── Records for processing
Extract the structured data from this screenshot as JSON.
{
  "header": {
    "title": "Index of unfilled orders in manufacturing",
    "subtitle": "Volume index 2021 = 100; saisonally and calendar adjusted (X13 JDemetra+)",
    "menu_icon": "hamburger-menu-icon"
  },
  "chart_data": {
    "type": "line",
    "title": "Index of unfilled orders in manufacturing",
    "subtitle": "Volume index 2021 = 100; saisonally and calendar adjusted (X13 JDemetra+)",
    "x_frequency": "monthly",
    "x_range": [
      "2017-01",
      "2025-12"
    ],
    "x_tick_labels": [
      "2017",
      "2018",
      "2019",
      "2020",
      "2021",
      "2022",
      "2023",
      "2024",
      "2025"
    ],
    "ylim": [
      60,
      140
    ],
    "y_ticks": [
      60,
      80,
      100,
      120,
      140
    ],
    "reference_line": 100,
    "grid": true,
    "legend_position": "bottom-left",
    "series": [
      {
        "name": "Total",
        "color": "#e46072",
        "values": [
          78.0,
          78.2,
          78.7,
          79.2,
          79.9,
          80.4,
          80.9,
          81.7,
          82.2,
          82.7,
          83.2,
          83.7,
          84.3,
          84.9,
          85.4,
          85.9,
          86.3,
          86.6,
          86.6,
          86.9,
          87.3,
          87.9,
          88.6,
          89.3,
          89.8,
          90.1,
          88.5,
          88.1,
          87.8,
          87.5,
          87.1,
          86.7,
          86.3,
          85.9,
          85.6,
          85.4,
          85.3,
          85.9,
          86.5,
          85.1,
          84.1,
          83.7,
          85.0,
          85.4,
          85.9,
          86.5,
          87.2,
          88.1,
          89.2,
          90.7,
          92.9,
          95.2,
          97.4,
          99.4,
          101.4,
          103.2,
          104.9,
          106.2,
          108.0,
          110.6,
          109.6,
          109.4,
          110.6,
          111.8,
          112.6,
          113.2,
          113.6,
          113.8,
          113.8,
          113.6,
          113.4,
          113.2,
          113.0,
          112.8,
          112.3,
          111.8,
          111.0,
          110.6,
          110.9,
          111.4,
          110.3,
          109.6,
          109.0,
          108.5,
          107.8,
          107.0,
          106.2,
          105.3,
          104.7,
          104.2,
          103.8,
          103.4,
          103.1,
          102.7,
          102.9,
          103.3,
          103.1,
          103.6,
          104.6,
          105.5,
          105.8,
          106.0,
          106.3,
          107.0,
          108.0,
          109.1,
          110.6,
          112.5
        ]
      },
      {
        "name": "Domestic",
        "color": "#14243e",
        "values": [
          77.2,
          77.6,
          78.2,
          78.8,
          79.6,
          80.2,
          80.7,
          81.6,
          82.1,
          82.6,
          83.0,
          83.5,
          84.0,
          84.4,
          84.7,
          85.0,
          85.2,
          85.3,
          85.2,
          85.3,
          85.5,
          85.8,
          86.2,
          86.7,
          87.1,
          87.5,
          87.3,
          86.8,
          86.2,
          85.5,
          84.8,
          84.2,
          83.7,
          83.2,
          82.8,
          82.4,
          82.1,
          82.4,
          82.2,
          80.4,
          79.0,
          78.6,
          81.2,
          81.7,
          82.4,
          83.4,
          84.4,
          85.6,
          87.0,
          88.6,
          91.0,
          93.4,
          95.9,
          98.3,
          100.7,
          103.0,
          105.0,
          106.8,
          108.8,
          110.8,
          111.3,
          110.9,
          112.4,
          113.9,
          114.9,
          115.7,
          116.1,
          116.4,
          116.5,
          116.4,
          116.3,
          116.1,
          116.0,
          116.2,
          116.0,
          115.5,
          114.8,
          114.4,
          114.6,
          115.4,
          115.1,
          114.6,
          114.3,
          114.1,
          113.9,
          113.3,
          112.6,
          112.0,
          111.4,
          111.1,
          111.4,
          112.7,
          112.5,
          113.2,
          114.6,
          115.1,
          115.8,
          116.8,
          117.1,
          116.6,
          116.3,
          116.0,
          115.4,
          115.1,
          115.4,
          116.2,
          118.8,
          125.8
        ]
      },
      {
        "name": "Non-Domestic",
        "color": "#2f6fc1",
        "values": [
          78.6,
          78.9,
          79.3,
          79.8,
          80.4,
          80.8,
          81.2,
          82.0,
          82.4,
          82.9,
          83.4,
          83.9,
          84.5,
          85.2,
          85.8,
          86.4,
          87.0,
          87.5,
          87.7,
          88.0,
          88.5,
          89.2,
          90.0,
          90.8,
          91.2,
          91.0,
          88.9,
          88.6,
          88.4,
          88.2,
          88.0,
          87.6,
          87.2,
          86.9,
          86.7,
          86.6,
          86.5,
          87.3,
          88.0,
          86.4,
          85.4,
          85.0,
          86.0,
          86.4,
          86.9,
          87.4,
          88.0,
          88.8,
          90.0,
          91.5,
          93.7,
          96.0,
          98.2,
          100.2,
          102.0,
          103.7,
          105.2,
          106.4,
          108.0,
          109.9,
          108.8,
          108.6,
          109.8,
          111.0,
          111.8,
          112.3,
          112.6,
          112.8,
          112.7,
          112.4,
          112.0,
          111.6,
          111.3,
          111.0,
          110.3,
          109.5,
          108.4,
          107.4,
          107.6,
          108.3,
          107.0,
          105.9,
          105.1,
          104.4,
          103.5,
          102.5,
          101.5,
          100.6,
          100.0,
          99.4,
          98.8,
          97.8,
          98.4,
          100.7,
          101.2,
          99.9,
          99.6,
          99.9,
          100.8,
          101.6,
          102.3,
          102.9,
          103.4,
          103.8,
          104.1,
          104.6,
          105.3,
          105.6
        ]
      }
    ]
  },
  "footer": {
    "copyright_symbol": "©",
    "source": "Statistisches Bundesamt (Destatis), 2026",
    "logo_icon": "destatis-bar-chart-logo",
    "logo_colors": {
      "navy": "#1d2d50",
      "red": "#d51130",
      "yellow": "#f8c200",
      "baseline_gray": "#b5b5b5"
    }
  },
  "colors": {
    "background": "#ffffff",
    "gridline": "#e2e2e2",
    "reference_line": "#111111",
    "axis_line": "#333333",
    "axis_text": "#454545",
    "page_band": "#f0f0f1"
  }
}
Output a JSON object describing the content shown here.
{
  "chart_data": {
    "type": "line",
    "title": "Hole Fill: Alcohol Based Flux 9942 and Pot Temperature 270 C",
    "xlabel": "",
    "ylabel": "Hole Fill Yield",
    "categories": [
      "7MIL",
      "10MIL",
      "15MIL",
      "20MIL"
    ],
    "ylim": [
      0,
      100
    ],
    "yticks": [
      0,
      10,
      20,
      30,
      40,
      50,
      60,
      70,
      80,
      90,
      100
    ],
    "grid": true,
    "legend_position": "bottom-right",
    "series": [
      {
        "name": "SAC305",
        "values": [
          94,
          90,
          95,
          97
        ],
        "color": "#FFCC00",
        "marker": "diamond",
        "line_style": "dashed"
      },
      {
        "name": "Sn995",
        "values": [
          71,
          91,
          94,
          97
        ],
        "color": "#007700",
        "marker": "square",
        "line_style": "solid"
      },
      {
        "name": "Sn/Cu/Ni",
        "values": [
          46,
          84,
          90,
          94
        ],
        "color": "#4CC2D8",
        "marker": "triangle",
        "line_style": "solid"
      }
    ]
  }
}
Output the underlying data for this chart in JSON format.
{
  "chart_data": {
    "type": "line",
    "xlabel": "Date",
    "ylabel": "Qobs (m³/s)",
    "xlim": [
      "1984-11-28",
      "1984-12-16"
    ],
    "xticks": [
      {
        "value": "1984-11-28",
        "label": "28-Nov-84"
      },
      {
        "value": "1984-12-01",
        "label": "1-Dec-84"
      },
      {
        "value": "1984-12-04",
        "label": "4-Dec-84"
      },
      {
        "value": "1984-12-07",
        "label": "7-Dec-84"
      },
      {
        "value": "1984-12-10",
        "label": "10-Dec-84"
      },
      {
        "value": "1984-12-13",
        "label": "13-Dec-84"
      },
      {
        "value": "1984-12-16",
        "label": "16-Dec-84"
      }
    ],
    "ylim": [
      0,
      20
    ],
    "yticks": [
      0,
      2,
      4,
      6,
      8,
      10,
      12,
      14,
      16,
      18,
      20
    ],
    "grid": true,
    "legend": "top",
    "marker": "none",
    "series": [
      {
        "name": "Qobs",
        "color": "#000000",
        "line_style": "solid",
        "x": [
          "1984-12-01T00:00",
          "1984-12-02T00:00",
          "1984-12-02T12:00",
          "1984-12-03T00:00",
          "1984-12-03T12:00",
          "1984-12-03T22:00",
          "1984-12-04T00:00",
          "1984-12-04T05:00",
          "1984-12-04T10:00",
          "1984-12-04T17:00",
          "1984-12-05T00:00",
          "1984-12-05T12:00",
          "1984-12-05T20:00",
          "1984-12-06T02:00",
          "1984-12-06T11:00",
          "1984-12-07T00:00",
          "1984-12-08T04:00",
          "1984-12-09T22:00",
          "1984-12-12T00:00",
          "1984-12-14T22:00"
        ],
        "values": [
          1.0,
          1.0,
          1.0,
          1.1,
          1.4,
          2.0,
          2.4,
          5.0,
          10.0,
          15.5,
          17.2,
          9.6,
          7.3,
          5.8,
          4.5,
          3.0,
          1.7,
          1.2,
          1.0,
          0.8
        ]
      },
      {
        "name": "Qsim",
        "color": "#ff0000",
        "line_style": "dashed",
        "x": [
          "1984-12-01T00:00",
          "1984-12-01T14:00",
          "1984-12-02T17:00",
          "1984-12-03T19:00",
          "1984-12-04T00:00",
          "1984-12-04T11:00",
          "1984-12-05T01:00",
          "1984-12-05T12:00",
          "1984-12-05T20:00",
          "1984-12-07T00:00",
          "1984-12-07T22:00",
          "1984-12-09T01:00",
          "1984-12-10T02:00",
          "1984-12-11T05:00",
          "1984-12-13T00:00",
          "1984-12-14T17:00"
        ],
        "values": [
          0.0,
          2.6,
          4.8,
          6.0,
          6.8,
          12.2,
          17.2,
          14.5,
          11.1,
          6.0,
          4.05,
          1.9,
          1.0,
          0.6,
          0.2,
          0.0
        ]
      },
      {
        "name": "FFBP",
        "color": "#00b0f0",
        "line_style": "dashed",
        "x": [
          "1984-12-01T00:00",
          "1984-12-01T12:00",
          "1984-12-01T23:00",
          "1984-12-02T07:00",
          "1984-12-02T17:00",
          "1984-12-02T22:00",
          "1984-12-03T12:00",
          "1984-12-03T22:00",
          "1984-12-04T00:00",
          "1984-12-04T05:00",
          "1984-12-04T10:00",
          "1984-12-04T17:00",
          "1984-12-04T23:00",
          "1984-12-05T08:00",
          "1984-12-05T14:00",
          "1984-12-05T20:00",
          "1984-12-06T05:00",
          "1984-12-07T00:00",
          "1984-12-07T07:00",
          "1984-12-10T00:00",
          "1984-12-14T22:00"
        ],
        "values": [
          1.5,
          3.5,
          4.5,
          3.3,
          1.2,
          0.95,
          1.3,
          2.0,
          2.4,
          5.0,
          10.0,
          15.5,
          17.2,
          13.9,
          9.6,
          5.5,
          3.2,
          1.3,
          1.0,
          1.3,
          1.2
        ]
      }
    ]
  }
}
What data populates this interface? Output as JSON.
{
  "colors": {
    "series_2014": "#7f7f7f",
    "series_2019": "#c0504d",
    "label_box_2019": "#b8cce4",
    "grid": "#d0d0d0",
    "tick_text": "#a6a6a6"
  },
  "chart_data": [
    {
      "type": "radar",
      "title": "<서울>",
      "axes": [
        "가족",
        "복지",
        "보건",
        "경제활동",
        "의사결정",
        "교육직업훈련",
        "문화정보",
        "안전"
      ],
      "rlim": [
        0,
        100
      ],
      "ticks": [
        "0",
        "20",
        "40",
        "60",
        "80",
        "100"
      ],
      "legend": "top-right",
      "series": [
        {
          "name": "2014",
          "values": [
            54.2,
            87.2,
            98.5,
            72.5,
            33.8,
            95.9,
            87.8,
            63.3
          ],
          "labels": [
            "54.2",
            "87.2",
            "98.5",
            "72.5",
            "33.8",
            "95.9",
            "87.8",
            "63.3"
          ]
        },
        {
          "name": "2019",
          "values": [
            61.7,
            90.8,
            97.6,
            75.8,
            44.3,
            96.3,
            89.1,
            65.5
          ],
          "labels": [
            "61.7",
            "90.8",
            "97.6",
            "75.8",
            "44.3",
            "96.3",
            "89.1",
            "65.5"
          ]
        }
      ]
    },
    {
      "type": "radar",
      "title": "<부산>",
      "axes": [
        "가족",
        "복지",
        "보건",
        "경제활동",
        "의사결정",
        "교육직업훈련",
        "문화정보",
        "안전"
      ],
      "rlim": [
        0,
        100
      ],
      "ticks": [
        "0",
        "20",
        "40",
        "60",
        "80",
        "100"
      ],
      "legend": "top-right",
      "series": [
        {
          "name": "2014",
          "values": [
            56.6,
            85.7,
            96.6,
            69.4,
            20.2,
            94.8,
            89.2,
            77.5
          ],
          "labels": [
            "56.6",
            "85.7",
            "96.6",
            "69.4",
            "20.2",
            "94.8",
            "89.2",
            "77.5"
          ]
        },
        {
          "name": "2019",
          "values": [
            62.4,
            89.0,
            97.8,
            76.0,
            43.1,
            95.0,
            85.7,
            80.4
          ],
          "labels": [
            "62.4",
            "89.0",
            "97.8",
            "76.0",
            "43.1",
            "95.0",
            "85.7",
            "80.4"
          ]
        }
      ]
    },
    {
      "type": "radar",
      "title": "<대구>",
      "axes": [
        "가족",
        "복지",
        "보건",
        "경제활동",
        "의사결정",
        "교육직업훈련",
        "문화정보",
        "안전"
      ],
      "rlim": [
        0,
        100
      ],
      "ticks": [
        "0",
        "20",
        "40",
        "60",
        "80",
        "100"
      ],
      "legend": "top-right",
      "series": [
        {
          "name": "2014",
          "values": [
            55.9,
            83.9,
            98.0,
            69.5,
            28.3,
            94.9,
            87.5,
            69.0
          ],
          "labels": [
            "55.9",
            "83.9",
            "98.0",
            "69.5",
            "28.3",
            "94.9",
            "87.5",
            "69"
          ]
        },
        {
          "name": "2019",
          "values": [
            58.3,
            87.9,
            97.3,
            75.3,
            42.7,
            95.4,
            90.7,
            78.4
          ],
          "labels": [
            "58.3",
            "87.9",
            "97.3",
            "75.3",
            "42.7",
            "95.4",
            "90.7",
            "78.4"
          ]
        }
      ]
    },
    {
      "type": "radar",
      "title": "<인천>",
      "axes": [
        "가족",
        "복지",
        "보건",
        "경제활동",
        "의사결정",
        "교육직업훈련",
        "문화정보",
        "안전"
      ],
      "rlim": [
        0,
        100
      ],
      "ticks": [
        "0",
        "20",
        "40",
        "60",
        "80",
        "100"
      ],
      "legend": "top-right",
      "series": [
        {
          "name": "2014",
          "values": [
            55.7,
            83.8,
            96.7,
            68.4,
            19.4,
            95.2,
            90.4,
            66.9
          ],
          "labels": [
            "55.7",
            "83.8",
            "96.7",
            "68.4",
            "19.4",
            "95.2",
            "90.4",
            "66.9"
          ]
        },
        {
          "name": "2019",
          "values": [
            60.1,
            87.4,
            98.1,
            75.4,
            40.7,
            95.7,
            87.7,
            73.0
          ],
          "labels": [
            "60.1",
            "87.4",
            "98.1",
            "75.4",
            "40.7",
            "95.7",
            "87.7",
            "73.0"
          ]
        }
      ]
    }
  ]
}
────
• _Problem_:
Locate all lines in the listing above with the word "marker". Copy them.

• _Problem solution_:
        "marker": "diamond",
        "marker": "square",
        "marker": "triangle",
    "marker": "none",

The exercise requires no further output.